§ **Task goal**:
Collect every line of the records below that contains the word "Ship".

·····

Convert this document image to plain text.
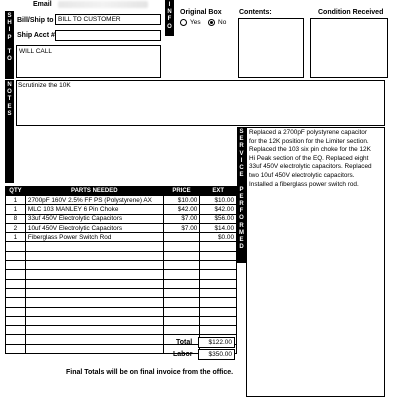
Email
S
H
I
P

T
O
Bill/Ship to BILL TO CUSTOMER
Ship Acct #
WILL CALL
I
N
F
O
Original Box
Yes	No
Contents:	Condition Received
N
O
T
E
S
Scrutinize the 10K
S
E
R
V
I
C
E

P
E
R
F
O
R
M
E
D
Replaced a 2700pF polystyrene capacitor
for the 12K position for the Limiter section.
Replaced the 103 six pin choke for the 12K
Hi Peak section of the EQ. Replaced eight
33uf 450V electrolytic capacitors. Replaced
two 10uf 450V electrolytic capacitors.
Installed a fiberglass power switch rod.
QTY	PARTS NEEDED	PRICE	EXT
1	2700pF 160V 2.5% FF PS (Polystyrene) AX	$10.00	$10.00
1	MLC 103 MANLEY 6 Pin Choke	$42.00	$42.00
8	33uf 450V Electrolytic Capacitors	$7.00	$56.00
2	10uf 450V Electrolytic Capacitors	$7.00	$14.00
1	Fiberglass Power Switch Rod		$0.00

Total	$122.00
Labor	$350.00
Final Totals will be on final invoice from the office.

·····

§ **Answer for the task**:
Bill/Ship to BILL TO CUSTOMER
Ship Acct #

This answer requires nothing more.